-- START OF DATA ENTRIES --
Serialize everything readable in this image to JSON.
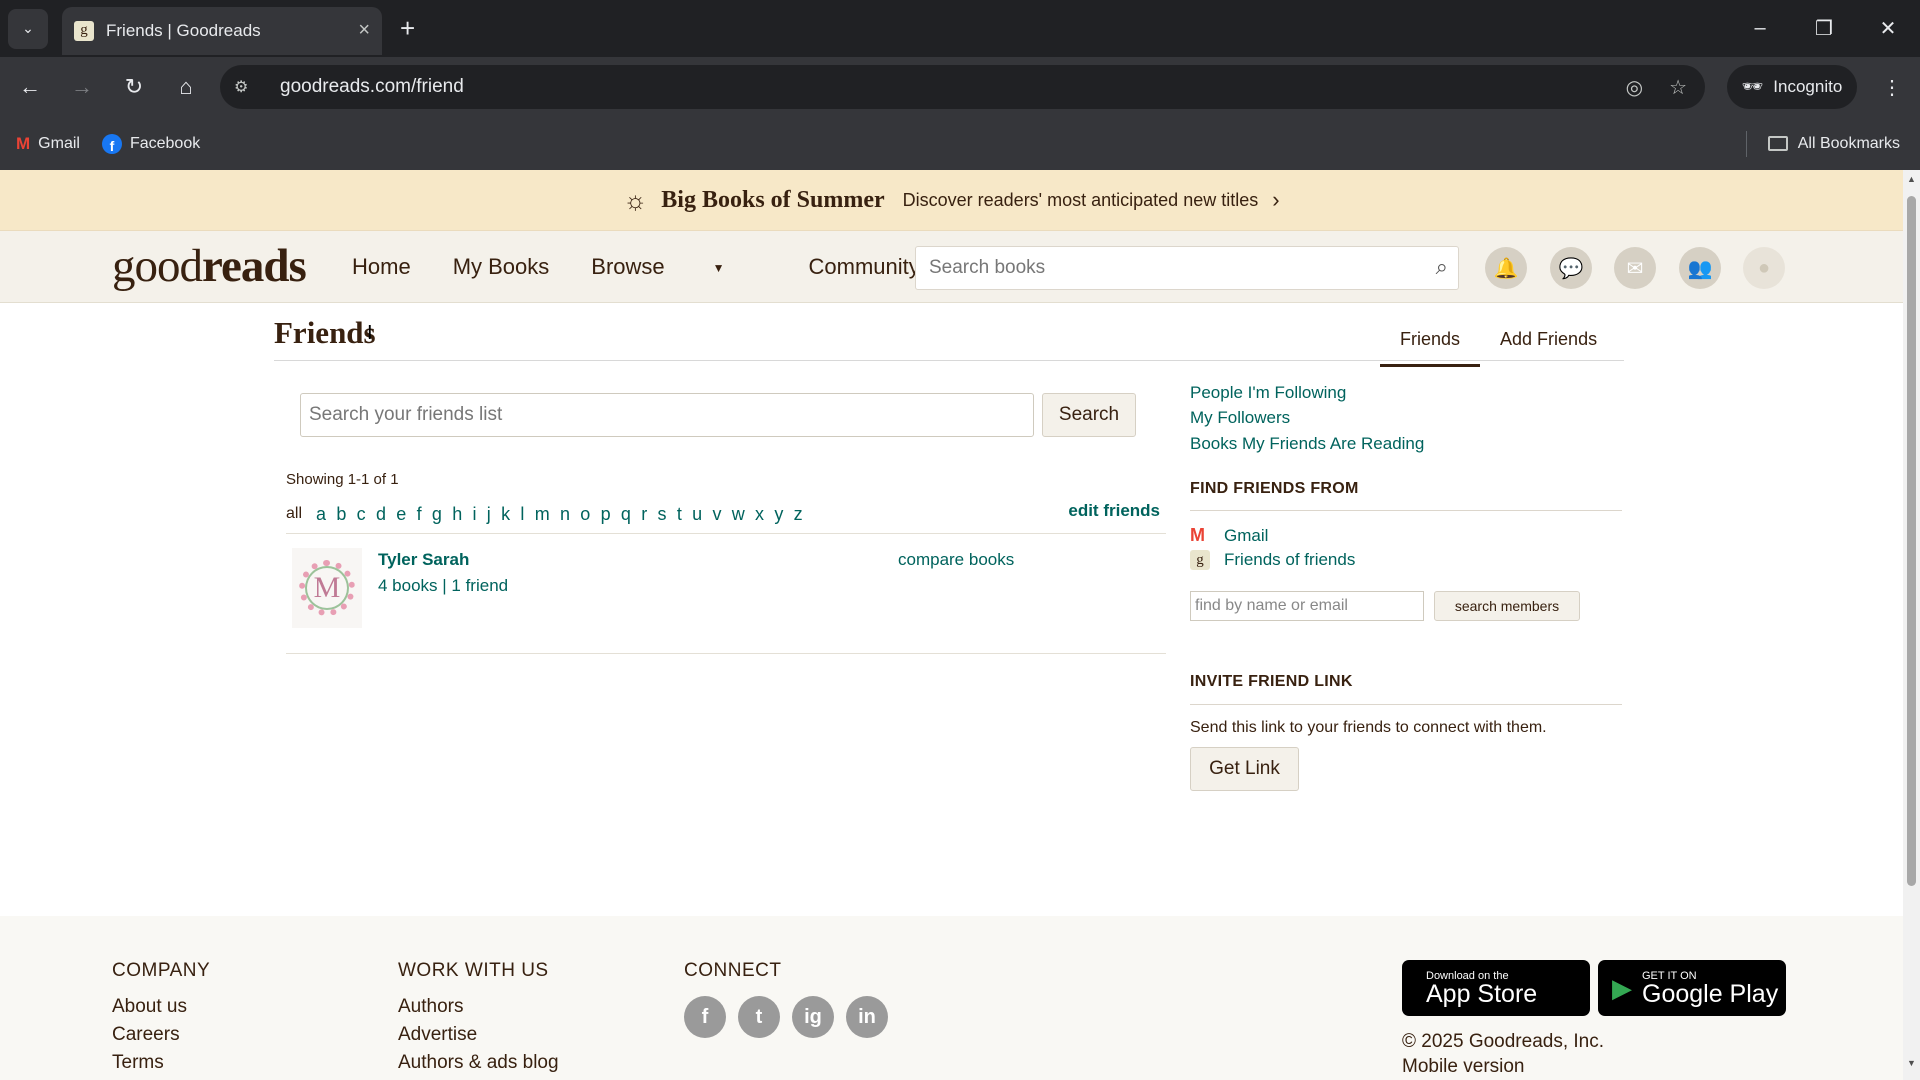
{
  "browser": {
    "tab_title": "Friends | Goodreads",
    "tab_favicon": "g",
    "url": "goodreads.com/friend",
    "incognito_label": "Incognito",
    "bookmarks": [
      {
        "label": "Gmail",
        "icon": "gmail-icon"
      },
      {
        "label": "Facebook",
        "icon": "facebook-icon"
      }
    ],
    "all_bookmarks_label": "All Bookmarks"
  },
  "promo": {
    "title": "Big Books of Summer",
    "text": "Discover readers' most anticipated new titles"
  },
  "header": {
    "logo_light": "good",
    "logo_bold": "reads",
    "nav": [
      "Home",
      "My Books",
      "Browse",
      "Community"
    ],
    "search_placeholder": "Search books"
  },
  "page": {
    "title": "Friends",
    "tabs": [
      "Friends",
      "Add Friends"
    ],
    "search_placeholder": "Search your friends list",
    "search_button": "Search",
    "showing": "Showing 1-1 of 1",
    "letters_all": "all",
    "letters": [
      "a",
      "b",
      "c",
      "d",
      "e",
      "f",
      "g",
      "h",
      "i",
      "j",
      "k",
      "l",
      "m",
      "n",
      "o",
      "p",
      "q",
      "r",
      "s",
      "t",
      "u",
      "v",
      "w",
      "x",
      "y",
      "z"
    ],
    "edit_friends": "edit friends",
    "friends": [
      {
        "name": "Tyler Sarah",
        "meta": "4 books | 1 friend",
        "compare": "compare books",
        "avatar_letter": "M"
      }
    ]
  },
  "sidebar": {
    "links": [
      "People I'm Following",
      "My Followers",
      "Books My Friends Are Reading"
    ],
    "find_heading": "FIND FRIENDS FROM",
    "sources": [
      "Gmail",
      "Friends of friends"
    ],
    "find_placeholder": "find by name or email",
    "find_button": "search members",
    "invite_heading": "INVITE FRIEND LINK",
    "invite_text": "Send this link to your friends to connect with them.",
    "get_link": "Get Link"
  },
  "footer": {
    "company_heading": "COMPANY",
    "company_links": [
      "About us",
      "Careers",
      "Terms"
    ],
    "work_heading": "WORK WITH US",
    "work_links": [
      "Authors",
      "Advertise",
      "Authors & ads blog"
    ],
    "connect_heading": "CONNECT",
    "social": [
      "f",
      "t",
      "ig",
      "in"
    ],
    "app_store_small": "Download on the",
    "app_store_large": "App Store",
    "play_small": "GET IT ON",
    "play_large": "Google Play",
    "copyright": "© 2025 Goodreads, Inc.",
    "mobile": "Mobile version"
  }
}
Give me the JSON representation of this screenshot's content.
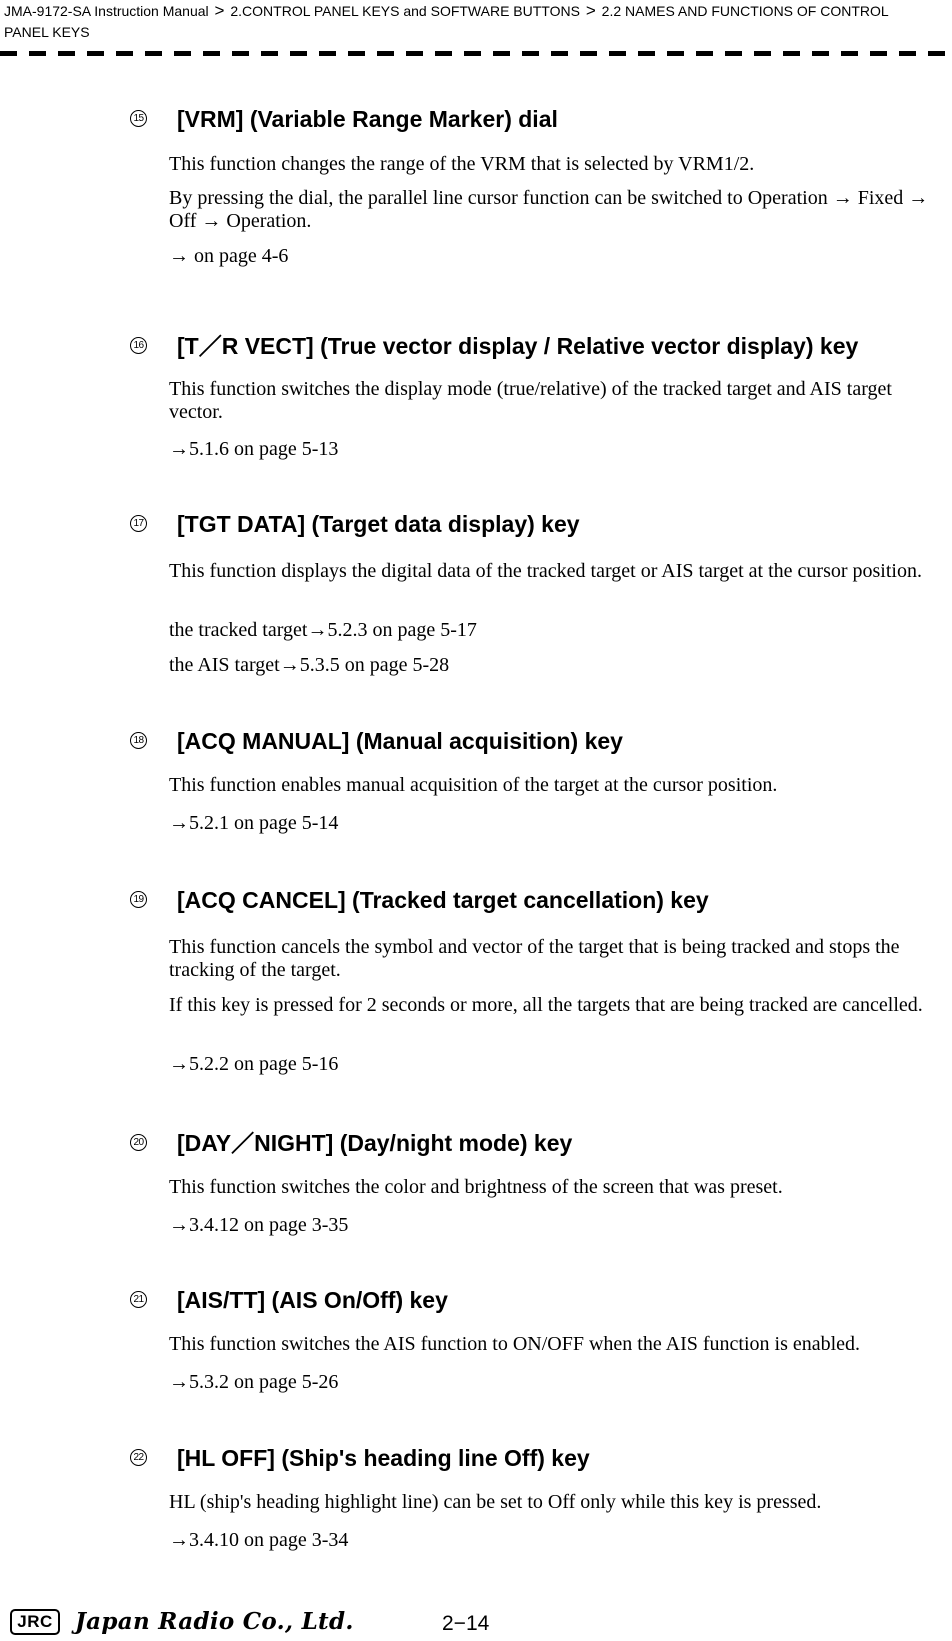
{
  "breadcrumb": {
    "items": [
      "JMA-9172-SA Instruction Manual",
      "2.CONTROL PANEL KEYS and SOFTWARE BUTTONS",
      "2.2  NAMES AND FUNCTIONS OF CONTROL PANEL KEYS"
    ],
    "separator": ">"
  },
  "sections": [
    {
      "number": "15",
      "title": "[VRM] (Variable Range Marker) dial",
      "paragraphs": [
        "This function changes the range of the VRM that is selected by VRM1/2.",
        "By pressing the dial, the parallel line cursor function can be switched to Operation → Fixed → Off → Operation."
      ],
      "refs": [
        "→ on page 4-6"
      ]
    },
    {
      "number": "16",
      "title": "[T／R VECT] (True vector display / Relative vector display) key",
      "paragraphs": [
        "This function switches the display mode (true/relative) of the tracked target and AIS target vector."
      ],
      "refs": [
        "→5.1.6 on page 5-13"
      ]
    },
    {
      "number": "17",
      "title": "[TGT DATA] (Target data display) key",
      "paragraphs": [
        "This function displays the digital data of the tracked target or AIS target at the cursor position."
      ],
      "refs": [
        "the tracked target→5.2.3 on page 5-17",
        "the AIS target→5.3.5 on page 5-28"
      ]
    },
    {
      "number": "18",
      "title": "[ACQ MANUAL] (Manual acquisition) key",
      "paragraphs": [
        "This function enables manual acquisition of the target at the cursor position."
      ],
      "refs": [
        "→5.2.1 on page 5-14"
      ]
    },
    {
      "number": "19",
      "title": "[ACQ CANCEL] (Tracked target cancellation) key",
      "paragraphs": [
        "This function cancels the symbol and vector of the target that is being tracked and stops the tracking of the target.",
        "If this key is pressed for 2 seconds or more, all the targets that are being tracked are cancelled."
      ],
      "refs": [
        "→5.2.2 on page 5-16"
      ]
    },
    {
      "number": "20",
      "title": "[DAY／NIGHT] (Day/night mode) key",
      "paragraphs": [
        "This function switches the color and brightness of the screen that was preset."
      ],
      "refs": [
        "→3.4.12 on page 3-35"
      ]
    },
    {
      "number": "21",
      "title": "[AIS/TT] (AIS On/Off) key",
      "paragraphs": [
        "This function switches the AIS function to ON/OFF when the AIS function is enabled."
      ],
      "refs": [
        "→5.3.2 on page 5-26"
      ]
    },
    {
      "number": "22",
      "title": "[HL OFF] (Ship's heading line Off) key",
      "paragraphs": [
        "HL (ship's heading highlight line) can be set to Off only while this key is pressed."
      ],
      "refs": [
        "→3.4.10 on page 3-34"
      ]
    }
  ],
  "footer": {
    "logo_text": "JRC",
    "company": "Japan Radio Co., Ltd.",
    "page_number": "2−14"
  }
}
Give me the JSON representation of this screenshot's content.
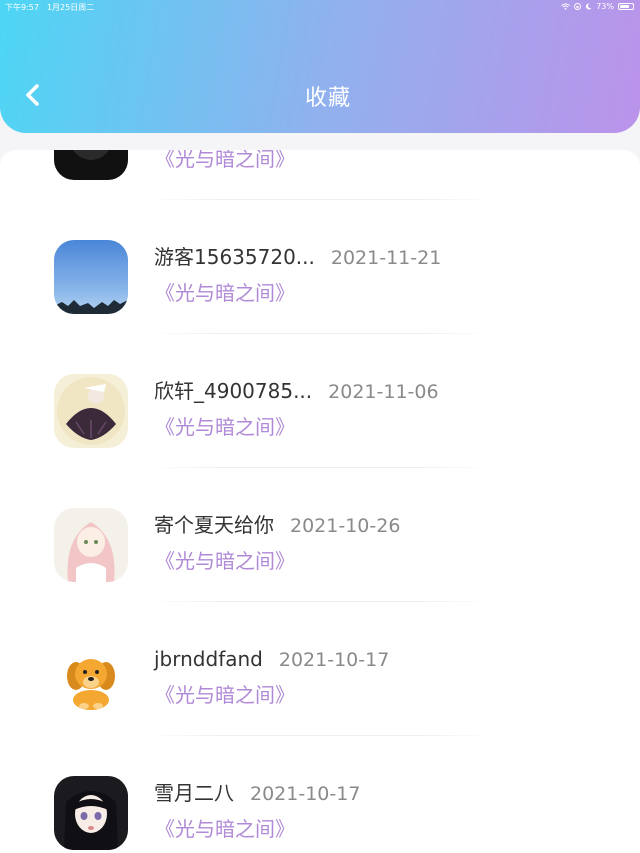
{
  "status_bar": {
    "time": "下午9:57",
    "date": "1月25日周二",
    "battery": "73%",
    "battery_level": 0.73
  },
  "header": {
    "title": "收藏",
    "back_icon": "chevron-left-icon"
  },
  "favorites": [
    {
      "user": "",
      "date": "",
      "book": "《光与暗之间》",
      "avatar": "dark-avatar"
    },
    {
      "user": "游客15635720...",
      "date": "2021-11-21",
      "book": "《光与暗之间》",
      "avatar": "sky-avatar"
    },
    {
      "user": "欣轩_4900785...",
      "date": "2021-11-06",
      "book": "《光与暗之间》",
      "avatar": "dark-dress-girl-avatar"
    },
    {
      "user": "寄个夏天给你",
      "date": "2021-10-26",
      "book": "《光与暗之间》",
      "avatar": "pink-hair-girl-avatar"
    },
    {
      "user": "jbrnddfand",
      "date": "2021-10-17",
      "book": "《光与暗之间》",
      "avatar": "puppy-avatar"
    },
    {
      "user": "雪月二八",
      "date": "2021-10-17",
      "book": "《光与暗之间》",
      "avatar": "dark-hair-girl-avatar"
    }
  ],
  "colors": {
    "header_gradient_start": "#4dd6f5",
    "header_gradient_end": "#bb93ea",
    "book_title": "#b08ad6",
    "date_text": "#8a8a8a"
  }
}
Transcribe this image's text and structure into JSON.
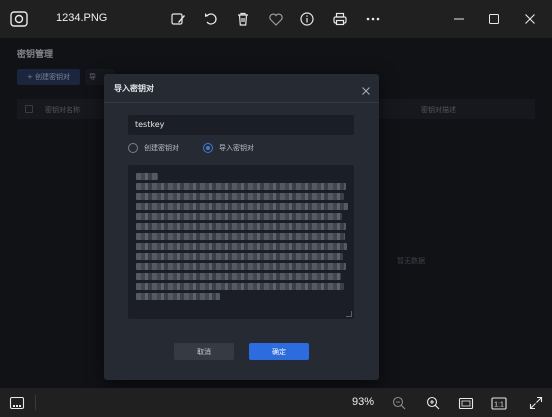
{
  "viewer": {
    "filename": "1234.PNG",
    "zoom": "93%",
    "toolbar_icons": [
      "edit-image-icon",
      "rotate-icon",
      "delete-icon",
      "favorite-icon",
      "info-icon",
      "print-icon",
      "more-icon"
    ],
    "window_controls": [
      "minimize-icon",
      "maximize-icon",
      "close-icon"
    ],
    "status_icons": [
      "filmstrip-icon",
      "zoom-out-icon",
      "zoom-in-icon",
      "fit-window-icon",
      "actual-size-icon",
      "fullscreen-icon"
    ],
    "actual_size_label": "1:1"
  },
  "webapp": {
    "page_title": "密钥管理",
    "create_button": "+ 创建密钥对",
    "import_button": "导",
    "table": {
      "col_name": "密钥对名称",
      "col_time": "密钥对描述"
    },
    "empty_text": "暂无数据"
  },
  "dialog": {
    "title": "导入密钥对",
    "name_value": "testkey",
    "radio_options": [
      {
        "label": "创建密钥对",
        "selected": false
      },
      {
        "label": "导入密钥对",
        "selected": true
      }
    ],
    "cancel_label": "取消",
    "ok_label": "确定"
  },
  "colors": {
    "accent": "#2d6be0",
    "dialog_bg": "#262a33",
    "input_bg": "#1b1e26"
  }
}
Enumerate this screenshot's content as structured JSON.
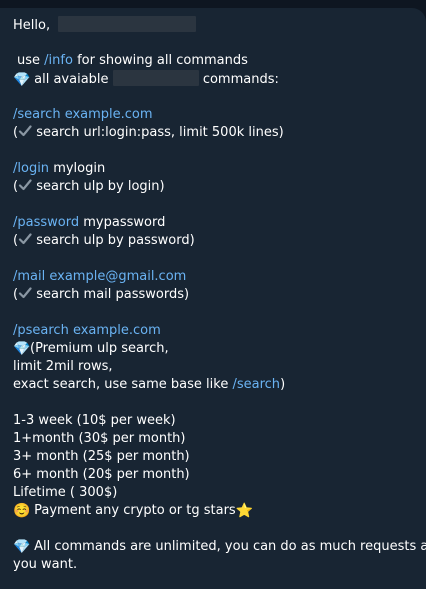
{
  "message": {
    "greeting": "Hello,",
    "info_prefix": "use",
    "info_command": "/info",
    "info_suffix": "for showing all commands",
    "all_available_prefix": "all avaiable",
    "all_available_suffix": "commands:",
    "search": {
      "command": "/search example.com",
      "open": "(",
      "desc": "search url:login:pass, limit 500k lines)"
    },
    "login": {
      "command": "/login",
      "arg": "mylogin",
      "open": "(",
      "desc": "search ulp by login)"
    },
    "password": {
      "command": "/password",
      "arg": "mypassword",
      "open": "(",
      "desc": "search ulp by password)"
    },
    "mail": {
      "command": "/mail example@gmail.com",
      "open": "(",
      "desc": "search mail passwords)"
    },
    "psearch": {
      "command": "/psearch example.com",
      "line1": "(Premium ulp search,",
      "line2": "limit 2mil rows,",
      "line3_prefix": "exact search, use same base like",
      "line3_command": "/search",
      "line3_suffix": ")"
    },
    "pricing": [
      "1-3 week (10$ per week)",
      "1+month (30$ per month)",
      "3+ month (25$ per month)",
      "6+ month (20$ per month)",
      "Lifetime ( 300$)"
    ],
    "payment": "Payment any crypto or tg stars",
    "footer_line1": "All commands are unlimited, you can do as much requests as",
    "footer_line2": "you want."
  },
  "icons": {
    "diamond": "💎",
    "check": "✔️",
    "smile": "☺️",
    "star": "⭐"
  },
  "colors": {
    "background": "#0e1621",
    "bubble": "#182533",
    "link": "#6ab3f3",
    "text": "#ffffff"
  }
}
-- END OF DATA ENTRIES --
→ **PROBLEM**
Looking at the material above, count the lines that hold "girl" and give the total alone.

→ **TASK OUTPUT**
3